--- Aim of the task ---
Your copy should match the entries below exactly, apart from the images.

--- Source material ---
*****
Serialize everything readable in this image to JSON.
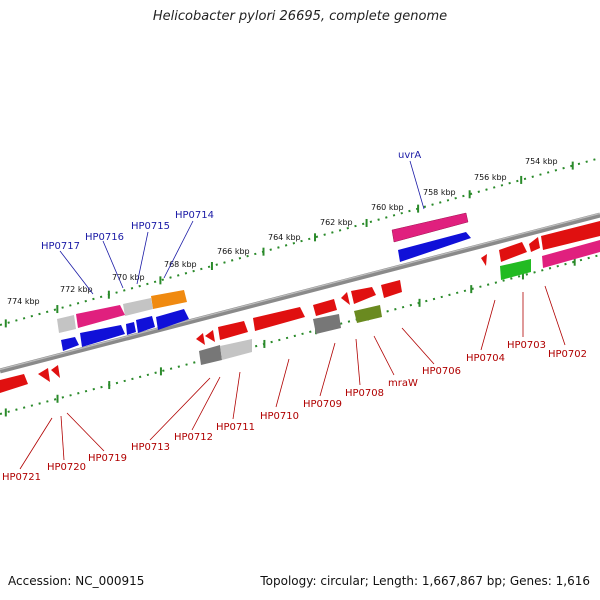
{
  "title": "Helicobacter pylori 26695, complete genome",
  "footer": {
    "accession": "Accession: NC_000915",
    "summary": "Topology: circular; Length: 1,667,867 bp; Genes: 1,616"
  },
  "colors": {
    "backbone": "#8a8a8a",
    "tick": "#2a8a2a",
    "label_top": "#1a1aa6",
    "label_bottom": "#b00000",
    "red": "#e01010",
    "pink": "#e0207e",
    "blue": "#1010d8",
    "grey": "#777777",
    "lightgrey": "#c4c4c4",
    "orange": "#f08a10",
    "green": "#22bb22",
    "olive": "#6a8a20"
  },
  "kbp_labels": [
    "754 kbp",
    "756 kbp",
    "758 kbp",
    "760 kbp",
    "762 kbp",
    "764 kbp",
    "766 kbp",
    "768 kbp",
    "770 kbp",
    "772 kbp",
    "774 kbp"
  ],
  "gene_labels_top": [
    "uvrA",
    "HP0714",
    "HP0715",
    "HP0716",
    "HP0717"
  ],
  "gene_labels_bottom": [
    "HP0702",
    "HP0703",
    "HP0704",
    "HP0706",
    "mraW",
    "HP0708",
    "HP0709",
    "HP0710",
    "HP0711",
    "HP0712",
    "HP0713",
    "HP0719",
    "HP0720",
    "HP0721"
  ]
}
*****
--- Solution for this task ---
Serialize everything readable in this image to JSON.
{
  "title": "Helicobacter pylori 26695, complete genome",
  "footer": {
    "accession": "Accession: NC_000915",
    "summary": "Topology: circular; Length: 1,667,867 bp; Genes: 1,616"
  },
  "colors": {
    "backbone": "#8a8a8a",
    "tick": "#2a8a2a",
    "label_top": "#1a1aa6",
    "label_bottom": "#b00000",
    "red": "#e01010",
    "pink": "#e0207e",
    "blue": "#1010d8",
    "grey": "#777777",
    "lightgrey": "#c4c4c4",
    "orange": "#f08a10",
    "green": "#22bb22",
    "olive": "#6a8a20"
  },
  "kbp_labels": [
    "754 kbp",
    "756 kbp",
    "758 kbp",
    "760 kbp",
    "762 kbp",
    "764 kbp",
    "766 kbp",
    "768 kbp",
    "770 kbp",
    "772 kbp",
    "774 kbp"
  ],
  "gene_labels_top": [
    "uvrA",
    "HP0714",
    "HP0715",
    "HP0716",
    "HP0717"
  ],
  "gene_labels_bottom": [
    "HP0702",
    "HP0703",
    "HP0704",
    "HP0706",
    "mraW",
    "HP0708",
    "HP0709",
    "HP0710",
    "HP0711",
    "HP0712",
    "HP0713",
    "HP0719",
    "HP0720",
    "HP0721"
  ]
}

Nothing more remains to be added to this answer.